» **PROBLEM STATEMENT**: All records below must be retyped exactly.

» **MATERIAL FOR THIS TASK**:
[Start]
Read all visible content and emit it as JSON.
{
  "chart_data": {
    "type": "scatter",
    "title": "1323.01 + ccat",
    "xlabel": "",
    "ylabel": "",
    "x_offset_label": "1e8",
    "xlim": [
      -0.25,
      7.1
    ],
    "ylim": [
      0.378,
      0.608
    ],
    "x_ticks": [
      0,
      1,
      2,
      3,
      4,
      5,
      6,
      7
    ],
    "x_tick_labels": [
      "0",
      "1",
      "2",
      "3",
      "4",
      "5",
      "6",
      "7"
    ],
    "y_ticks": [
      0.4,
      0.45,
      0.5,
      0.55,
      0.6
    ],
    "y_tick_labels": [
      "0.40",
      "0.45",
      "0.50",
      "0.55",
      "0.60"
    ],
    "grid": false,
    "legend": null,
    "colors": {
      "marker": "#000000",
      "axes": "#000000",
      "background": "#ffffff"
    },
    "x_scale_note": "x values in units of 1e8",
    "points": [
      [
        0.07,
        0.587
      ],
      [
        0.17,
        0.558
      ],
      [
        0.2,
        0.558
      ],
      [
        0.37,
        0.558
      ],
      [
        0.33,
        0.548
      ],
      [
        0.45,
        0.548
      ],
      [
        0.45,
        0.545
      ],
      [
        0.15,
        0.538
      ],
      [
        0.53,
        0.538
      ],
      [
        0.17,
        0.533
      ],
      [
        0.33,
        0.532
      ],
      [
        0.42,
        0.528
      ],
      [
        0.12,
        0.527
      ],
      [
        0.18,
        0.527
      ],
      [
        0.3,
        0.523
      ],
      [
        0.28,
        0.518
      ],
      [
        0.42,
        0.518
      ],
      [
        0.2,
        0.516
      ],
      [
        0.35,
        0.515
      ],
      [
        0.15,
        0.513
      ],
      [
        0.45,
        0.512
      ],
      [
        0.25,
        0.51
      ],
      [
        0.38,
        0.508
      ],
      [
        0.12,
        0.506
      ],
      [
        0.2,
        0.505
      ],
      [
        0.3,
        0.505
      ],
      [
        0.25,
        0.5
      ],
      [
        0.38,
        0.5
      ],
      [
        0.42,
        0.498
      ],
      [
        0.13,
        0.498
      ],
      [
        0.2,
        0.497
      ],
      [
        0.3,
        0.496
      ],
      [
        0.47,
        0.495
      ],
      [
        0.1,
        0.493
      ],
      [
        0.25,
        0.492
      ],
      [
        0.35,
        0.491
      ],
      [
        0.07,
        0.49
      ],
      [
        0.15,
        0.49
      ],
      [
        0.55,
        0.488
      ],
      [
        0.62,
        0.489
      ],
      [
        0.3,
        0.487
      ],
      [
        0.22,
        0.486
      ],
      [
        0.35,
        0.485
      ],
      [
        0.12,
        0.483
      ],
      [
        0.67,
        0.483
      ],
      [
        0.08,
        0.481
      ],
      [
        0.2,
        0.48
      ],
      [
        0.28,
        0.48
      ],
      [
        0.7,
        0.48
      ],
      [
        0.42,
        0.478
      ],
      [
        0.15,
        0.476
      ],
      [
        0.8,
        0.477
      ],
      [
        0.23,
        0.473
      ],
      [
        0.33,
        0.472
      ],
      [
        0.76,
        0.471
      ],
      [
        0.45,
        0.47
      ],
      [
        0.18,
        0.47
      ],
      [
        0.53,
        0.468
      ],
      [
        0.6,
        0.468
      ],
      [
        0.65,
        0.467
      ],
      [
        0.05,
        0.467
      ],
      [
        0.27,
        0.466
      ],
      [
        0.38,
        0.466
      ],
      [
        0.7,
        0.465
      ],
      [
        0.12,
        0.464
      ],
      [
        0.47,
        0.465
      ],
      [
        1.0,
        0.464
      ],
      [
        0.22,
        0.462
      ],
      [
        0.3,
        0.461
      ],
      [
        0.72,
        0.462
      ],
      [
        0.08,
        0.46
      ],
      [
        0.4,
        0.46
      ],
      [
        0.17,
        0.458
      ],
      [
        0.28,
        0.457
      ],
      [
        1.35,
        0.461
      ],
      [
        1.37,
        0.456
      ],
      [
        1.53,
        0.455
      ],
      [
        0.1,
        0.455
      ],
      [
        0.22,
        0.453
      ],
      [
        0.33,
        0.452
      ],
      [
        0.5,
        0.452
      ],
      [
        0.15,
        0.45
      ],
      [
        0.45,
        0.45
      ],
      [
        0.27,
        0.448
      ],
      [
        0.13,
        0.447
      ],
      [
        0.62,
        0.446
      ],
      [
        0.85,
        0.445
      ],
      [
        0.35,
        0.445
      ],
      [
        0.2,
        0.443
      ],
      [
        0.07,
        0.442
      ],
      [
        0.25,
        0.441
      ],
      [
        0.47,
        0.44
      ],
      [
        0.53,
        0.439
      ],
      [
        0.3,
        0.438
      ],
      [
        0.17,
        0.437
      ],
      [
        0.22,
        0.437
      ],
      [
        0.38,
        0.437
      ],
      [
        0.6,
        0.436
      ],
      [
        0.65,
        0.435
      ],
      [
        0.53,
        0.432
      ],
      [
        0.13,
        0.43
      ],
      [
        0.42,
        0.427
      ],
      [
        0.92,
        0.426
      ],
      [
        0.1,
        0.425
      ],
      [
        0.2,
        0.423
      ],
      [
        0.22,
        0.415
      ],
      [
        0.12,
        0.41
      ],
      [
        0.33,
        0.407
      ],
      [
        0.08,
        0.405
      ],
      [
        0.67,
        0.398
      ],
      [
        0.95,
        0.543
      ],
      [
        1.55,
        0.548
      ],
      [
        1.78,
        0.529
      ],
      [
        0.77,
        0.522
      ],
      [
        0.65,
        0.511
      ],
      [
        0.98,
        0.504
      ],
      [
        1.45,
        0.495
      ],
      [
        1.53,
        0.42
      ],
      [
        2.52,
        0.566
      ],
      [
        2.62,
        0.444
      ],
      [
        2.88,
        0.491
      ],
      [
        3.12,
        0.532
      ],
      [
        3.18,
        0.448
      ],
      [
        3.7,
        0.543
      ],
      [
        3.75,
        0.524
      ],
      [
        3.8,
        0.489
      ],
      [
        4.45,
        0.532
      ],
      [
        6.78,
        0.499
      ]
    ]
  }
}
[End]
» **EXPECTED ANSWER**:
Read all visible content and emit it as JSON.
{
  "chart_data": {
    "type": "scatter",
    "title": "1323.01 + ccat",
    "xlabel": "",
    "ylabel": "",
    "x_offset_label": "1e8",
    "xlim": [
      -0.25,
      7.1
    ],
    "ylim": [
      0.378,
      0.608
    ],
    "x_ticks": [
      0,
      1,
      2,
      3,
      4,
      5,
      6,
      7
    ],
    "x_tick_labels": [
      "0",
      "1",
      "2",
      "3",
      "4",
      "5",
      "6",
      "7"
    ],
    "y_ticks": [
      0.4,
      0.45,
      0.5,
      0.55,
      0.6
    ],
    "y_tick_labels": [
      "0.40",
      "0.45",
      "0.50",
      "0.55",
      "0.60"
    ],
    "grid": false,
    "legend": null,
    "colors": {
      "marker": "#000000",
      "axes": "#000000",
      "background": "#ffffff"
    },
    "x_scale_note": "x values in units of 1e8",
    "points": [
      [
        0.07,
        0.587
      ],
      [
        0.17,
        0.558
      ],
      [
        0.2,
        0.558
      ],
      [
        0.37,
        0.558
      ],
      [
        0.33,
        0.548
      ],
      [
        0.45,
        0.548
      ],
      [
        0.45,
        0.545
      ],
      [
        0.15,
        0.538
      ],
      [
        0.53,
        0.538
      ],
      [
        0.17,
        0.533
      ],
      [
        0.33,
        0.532
      ],
      [
        0.42,
        0.528
      ],
      [
        0.12,
        0.527
      ],
      [
        0.18,
        0.527
      ],
      [
        0.3,
        0.523
      ],
      [
        0.28,
        0.518
      ],
      [
        0.42,
        0.518
      ],
      [
        0.2,
        0.516
      ],
      [
        0.35,
        0.515
      ],
      [
        0.15,
        0.513
      ],
      [
        0.45,
        0.512
      ],
      [
        0.25,
        0.51
      ],
      [
        0.38,
        0.508
      ],
      [
        0.12,
        0.506
      ],
      [
        0.2,
        0.505
      ],
      [
        0.3,
        0.505
      ],
      [
        0.25,
        0.5
      ],
      [
        0.38,
        0.5
      ],
      [
        0.42,
        0.498
      ],
      [
        0.13,
        0.498
      ],
      [
        0.2,
        0.497
      ],
      [
        0.3,
        0.496
      ],
      [
        0.47,
        0.495
      ],
      [
        0.1,
        0.493
      ],
      [
        0.25,
        0.492
      ],
      [
        0.35,
        0.491
      ],
      [
        0.07,
        0.49
      ],
      [
        0.15,
        0.49
      ],
      [
        0.55,
        0.488
      ],
      [
        0.62,
        0.489
      ],
      [
        0.3,
        0.487
      ],
      [
        0.22,
        0.486
      ],
      [
        0.35,
        0.485
      ],
      [
        0.12,
        0.483
      ],
      [
        0.67,
        0.483
      ],
      [
        0.08,
        0.481
      ],
      [
        0.2,
        0.48
      ],
      [
        0.28,
        0.48
      ],
      [
        0.7,
        0.48
      ],
      [
        0.42,
        0.478
      ],
      [
        0.15,
        0.476
      ],
      [
        0.8,
        0.477
      ],
      [
        0.23,
        0.473
      ],
      [
        0.33,
        0.472
      ],
      [
        0.76,
        0.471
      ],
      [
        0.45,
        0.47
      ],
      [
        0.18,
        0.47
      ],
      [
        0.53,
        0.468
      ],
      [
        0.6,
        0.468
      ],
      [
        0.65,
        0.467
      ],
      [
        0.05,
        0.467
      ],
      [
        0.27,
        0.466
      ],
      [
        0.38,
        0.466
      ],
      [
        0.7,
        0.465
      ],
      [
        0.12,
        0.464
      ],
      [
        0.47,
        0.465
      ],
      [
        1.0,
        0.464
      ],
      [
        0.22,
        0.462
      ],
      [
        0.3,
        0.461
      ],
      [
        0.72,
        0.462
      ],
      [
        0.08,
        0.46
      ],
      [
        0.4,
        0.46
      ],
      [
        0.17,
        0.458
      ],
      [
        0.28,
        0.457
      ],
      [
        1.35,
        0.461
      ],
      [
        1.37,
        0.456
      ],
      [
        1.53,
        0.455
      ],
      [
        0.1,
        0.455
      ],
      [
        0.22,
        0.453
      ],
      [
        0.33,
        0.452
      ],
      [
        0.5,
        0.452
      ],
      [
        0.15,
        0.45
      ],
      [
        0.45,
        0.45
      ],
      [
        0.27,
        0.448
      ],
      [
        0.13,
        0.447
      ],
      [
        0.62,
        0.446
      ],
      [
        0.85,
        0.445
      ],
      [
        0.35,
        0.445
      ],
      [
        0.2,
        0.443
      ],
      [
        0.07,
        0.442
      ],
      [
        0.25,
        0.441
      ],
      [
        0.47,
        0.44
      ],
      [
        0.53,
        0.439
      ],
      [
        0.3,
        0.438
      ],
      [
        0.17,
        0.437
      ],
      [
        0.22,
        0.437
      ],
      [
        0.38,
        0.437
      ],
      [
        0.6,
        0.436
      ],
      [
        0.65,
        0.435
      ],
      [
        0.53,
        0.432
      ],
      [
        0.13,
        0.43
      ],
      [
        0.42,
        0.427
      ],
      [
        0.92,
        0.426
      ],
      [
        0.1,
        0.425
      ],
      [
        0.2,
        0.423
      ],
      [
        0.22,
        0.415
      ],
      [
        0.12,
        0.41
      ],
      [
        0.33,
        0.407
      ],
      [
        0.08,
        0.405
      ],
      [
        0.67,
        0.398
      ],
      [
        0.95,
        0.543
      ],
      [
        1.55,
        0.548
      ],
      [
        1.78,
        0.529
      ],
      [
        0.77,
        0.522
      ],
      [
        0.65,
        0.511
      ],
      [
        0.98,
        0.504
      ],
      [
        1.45,
        0.495
      ],
      [
        1.53,
        0.42
      ],
      [
        2.52,
        0.566
      ],
      [
        2.62,
        0.444
      ],
      [
        2.88,
        0.491
      ],
      [
        3.12,
        0.532
      ],
      [
        3.18,
        0.448
      ],
      [
        3.7,
        0.543
      ],
      [
        3.75,
        0.524
      ],
      [
        3.8,
        0.489
      ],
      [
        4.45,
        0.532
      ],
      [
        6.78,
        0.499
      ]
    ]
  }
}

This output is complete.